(Recorded data)
■ ■ ■

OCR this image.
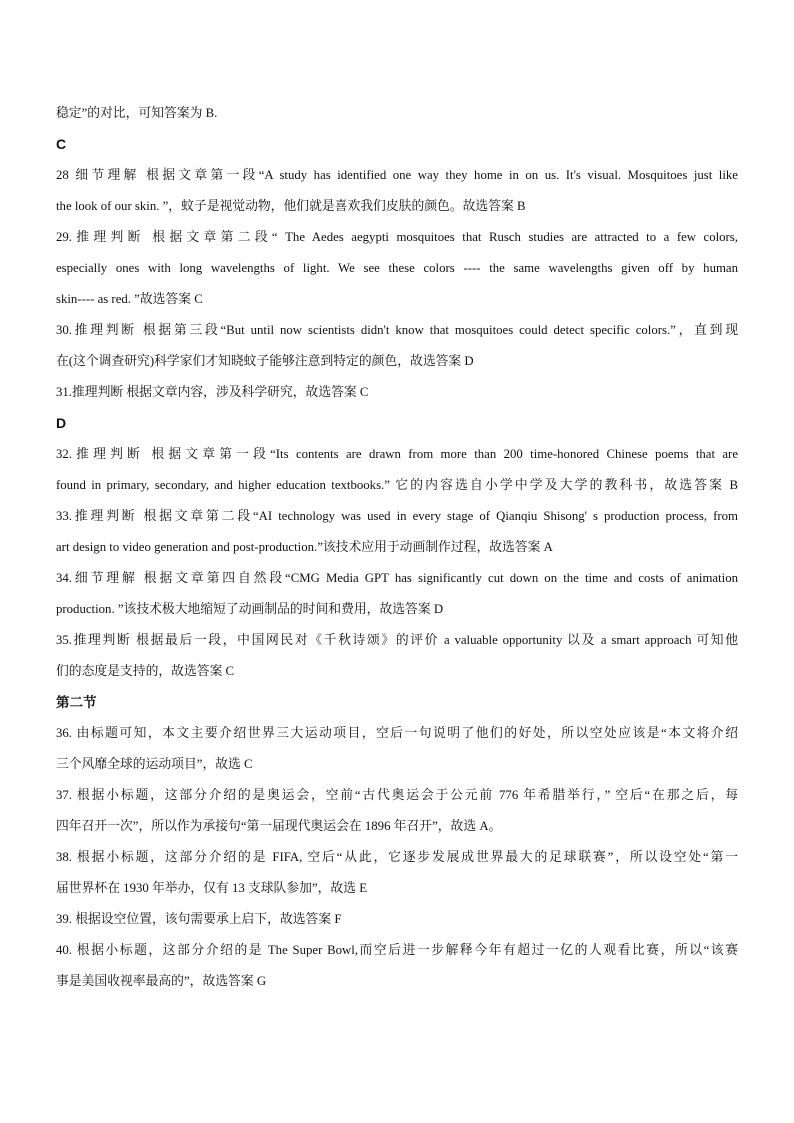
稳定”的对比，可知答案为 B.
C
28 细节理解 根据文章第一段“A study has identified one way they home in on us. It's visual. Mosquitoes just like
the look of our skin. ”，蚊子是视觉动物，他们就是喜欢我们皮肤的颜色。故选答案 B
29.推理判断 根据文章第二段“ The Aedes aegypti mosquitoes that Rusch studies are attracted to a few colors,
especially ones with long wavelengths of light. We see these colors ---- the same wavelengths given off by human
skin---- as red. ”故选答案 C
30.推理判断 根据第三段“But until now scientists didn't know that mosquitoes could detect specific colors.”，直到现
在(这个调查研究)科学家们才知晓蚊子能够注意到特定的颜色，故选答案 D
31.推理判断 根据文章内容，涉及科学研究，故选答案 C
D
32.推理判断 根据文章第一段“Its contents are drawn from more than 200 time-honored Chinese poems that are
found in primary, secondary, and higher education textbooks.” 它的内容选自小学中学及大学的教科书，故选答案 B
33.推理判断 根据文章第二段“AI technology was used in every stage of Qianqiu Shisong' s production process, from
art design to video generation and post-production.”该技术应用于动画制作过程，故选答案 A
34.细节理解 根据文章第四自然段“CMG Media GPT has significantly cut down on the time and costs of animation
production. ”该技术极大地缩短了动画制品的时间和费用，故选答案 D
35.推理判断 根据最后一段，中国网民对《千秋诗颂》的评价 a valuable opportunity 以及 a smart approach 可知他
们的态度是支持的，故选答案 C
第二节
36. 由标题可知，本文主要介绍世界三大运动项目，空后一句说明了他们的好处，所以空处应该是“本文将介绍
三个风靡全球的运动项目”，故选 C
37. 根据小标题，这部分介绍的是奥运会，空前“古代奥运会于公元前 776 年希腊举行，” 空后“在那之后，每
四年召开一次”，所以作为承接句“第一届现代奥运会在 1896 年召开”，故选 A。
38. 根据小标题，这部分介绍的是 FIFA, 空后“从此，它逐步发展成世界最大的足球联赛”，所以设空处“第一
届世界杯在 1930 年举办，仅有 13 支球队参加”，故选 E
39. 根据设空位置，该句需要承上启下，故选答案 F
40. 根据小标题，这部分介绍的是 The Super Bowl,而空后进一步解释今年有超过一亿的人观看比赛，所以“该赛
事是美国收视率最高的”，故选答案 G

■ ■ ■

**GIVEN REQUEST**
Without the pictures, repeat the listing above exactly.

**EXERCISE OUTPUT**
OCR this image.
稳定”的对比，可知答案为 B.
C
28 细节理解 根据文章第一段“A study has identified one way they home in on us. It's visual. Mosquitoes just like
the look of our skin. ”，蚊子是视觉动物，他们就是喜欢我们皮肤的颜色。故选答案 B
29.推理判断 根据文章第二段“ The Aedes aegypti mosquitoes that Rusch studies are attracted to a few colors,
especially ones with long wavelengths of light. We see these colors ---- the same wavelengths given off by human
skin---- as red. ”故选答案 C
30.推理判断 根据第三段“But until now scientists didn't know that mosquitoes could detect specific colors.”，直到现
在(这个调查研究)科学家们才知晓蚊子能够注意到特定的颜色，故选答案 D
31.推理判断 根据文章内容，涉及科学研究，故选答案 C
D
32.推理判断 根据文章第一段“Its contents are drawn from more than 200 time-honored Chinese poems that are
found in primary, secondary, and higher education textbooks.” 它的内容选自小学中学及大学的教科书，故选答案 B
33.推理判断 根据文章第二段“AI technology was used in every stage of Qianqiu Shisong' s production process, from
art design to video generation and post-production.”该技术应用于动画制作过程，故选答案 A
34.细节理解 根据文章第四自然段“CMG Media GPT has significantly cut down on the time and costs of animation
production. ”该技术极大地缩短了动画制品的时间和费用，故选答案 D
35.推理判断 根据最后一段，中国网民对《千秋诗颂》的评价 a valuable opportunity 以及 a smart approach 可知他
们的态度是支持的，故选答案 C
第二节
36. 由标题可知，本文主要介绍世界三大运动项目，空后一句说明了他们的好处，所以空处应该是“本文将介绍
三个风靡全球的运动项目”，故选 C
37. 根据小标题，这部分介绍的是奥运会，空前“古代奥运会于公元前 776 年希腊举行，” 空后“在那之后，每
四年召开一次”，所以作为承接句“第一届现代奥运会在 1896 年召开”，故选 A。
38. 根据小标题，这部分介绍的是 FIFA, 空后“从此，它逐步发展成世界最大的足球联赛”，所以设空处“第一
届世界杯在 1930 年举办，仅有 13 支球队参加”，故选 E
39. 根据设空位置，该句需要承上启下，故选答案 F
40. 根据小标题，这部分介绍的是 The Super Bowl,而空后进一步解释今年有超过一亿的人观看比赛，所以“该赛
事是美国收视率最高的”，故选答案 G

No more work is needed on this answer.